## Exercise
Each record below is to be reproduced without any change.
**********
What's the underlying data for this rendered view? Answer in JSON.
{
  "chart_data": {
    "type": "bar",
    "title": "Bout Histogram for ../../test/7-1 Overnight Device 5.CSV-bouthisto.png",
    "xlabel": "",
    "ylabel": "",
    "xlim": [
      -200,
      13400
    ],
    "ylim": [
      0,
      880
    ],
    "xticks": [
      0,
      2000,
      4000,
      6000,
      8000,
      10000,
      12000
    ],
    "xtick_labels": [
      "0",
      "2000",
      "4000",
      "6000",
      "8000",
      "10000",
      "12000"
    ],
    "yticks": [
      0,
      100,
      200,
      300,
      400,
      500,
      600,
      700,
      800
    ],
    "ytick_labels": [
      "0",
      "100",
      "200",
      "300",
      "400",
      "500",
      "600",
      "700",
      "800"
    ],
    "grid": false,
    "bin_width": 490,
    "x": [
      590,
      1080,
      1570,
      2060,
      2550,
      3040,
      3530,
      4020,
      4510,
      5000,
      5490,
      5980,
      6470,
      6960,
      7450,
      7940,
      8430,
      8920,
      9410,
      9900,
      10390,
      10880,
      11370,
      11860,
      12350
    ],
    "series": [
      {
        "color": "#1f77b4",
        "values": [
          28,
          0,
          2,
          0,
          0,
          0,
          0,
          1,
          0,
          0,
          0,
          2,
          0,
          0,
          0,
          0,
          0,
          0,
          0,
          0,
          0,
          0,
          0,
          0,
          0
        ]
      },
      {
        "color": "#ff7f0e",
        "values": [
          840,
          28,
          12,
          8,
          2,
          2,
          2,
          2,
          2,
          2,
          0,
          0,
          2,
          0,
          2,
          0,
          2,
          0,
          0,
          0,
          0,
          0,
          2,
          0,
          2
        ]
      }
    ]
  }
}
**********
## Result of the exercise
What's the underlying data for this rendered view? Answer in JSON.
{
  "chart_data": {
    "type": "bar",
    "title": "Bout Histogram for ../../test/7-1 Overnight Device 5.CSV-bouthisto.png",
    "xlabel": "",
    "ylabel": "",
    "xlim": [
      -200,
      13400
    ],
    "ylim": [
      0,
      880
    ],
    "xticks": [
      0,
      2000,
      4000,
      6000,
      8000,
      10000,
      12000
    ],
    "xtick_labels": [
      "0",
      "2000",
      "4000",
      "6000",
      "8000",
      "10000",
      "12000"
    ],
    "yticks": [
      0,
      100,
      200,
      300,
      400,
      500,
      600,
      700,
      800
    ],
    "ytick_labels": [
      "0",
      "100",
      "200",
      "300",
      "400",
      "500",
      "600",
      "700",
      "800"
    ],
    "grid": false,
    "bin_width": 490,
    "x": [
      590,
      1080,
      1570,
      2060,
      2550,
      3040,
      3530,
      4020,
      4510,
      5000,
      5490,
      5980,
      6470,
      6960,
      7450,
      7940,
      8430,
      8920,
      9410,
      9900,
      10390,
      10880,
      11370,
      11860,
      12350
    ],
    "series": [
      {
        "color": "#1f77b4",
        "values": [
          28,
          0,
          2,
          0,
          0,
          0,
          0,
          1,
          0,
          0,
          0,
          2,
          0,
          0,
          0,
          0,
          0,
          0,
          0,
          0,
          0,
          0,
          0,
          0,
          0
        ]
      },
      {
        "color": "#ff7f0e",
        "values": [
          840,
          28,
          12,
          8,
          2,
          2,
          2,
          2,
          2,
          2,
          0,
          0,
          2,
          0,
          2,
          0,
          2,
          0,
          0,
          0,
          0,
          0,
          2,
          0,
          2
        ]
      }
    ]
  }
}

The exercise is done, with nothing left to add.